Job :: Can you output the records below exactly as they are written?

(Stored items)
※
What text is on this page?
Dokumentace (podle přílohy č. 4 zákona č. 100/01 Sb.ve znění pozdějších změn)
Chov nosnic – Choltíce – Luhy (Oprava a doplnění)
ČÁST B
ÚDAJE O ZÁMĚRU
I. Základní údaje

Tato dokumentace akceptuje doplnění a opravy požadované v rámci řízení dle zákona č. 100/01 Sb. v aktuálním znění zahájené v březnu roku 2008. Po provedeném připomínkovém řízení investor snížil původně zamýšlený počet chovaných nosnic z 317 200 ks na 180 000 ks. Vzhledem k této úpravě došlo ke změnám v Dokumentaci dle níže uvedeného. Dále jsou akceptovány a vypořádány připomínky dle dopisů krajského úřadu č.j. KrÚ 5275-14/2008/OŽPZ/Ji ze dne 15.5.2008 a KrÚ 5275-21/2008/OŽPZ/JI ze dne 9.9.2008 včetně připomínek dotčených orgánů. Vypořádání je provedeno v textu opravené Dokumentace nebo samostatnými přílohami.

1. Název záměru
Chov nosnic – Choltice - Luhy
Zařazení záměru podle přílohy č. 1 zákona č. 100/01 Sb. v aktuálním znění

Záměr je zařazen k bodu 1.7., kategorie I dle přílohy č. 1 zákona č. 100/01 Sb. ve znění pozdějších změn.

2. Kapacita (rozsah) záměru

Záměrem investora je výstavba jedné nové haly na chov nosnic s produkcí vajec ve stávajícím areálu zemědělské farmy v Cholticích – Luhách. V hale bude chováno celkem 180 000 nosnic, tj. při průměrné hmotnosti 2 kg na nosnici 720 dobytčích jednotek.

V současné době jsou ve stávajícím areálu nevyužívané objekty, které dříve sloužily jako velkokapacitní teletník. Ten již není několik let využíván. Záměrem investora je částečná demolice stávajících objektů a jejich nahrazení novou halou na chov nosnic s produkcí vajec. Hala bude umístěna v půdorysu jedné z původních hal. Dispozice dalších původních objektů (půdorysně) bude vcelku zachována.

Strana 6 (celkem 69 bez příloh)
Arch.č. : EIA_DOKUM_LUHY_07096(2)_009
※
Exercise response ::
What text is on this page?
Dokumentace (podle přílohy č. 4 zákona č. 100/01 Sb.ve znění pozdějších změn)
Chov nosnic – Choltíce – Luhy (Oprava a doplnění)
ČÁST B
ÚDAJE O ZÁMĚRU
I. Základní údaje

Tato dokumentace akceptuje doplnění a opravy požadované v rámci řízení dle zákona č. 100/01 Sb. v aktuálním znění zahájené v březnu roku 2008. Po provedeném připomínkovém řízení investor snížil původně zamýšlený počet chovaných nosnic z 317 200 ks na 180 000 ks. Vzhledem k této úpravě došlo ke změnám v Dokumentaci dle níže uvedeného. Dále jsou akceptovány a vypořádány připomínky dle dopisů krajského úřadu č.j. KrÚ 5275-14/2008/OŽPZ/Ji ze dne 15.5.2008 a KrÚ 5275-21/2008/OŽPZ/JI ze dne 9.9.2008 včetně připomínek dotčených orgánů. Vypořádání je provedeno v textu opravené Dokumentace nebo samostatnými přílohami.

1. Název záměru
Chov nosnic – Choltice - Luhy
Zařazení záměru podle přílohy č. 1 zákona č. 100/01 Sb. v aktuálním znění

Záměr je zařazen k bodu 1.7., kategorie I dle přílohy č. 1 zákona č. 100/01 Sb. ve znění pozdějších změn.

2. Kapacita (rozsah) záměru

Záměrem investora je výstavba jedné nové haly na chov nosnic s produkcí vajec ve stávajícím areálu zemědělské farmy v Cholticích – Luhách. V hale bude chováno celkem 180 000 nosnic, tj. při průměrné hmotnosti 2 kg na nosnici 720 dobytčích jednotek.

V současné době jsou ve stávajícím areálu nevyužívané objekty, které dříve sloužily jako velkokapacitní teletník. Ten již není několik let využíván. Záměrem investora je částečná demolice stávajících objektů a jejich nahrazení novou halou na chov nosnic s produkcí vajec. Hala bude umístěna v půdorysu jedné z původních hal. Dispozice dalších původních objektů (půdorysně) bude vcelku zachována.

Strana 6 (celkem 69 bez příloh)
Arch.č. : EIA_DOKUM_LUHY_07096(2)_009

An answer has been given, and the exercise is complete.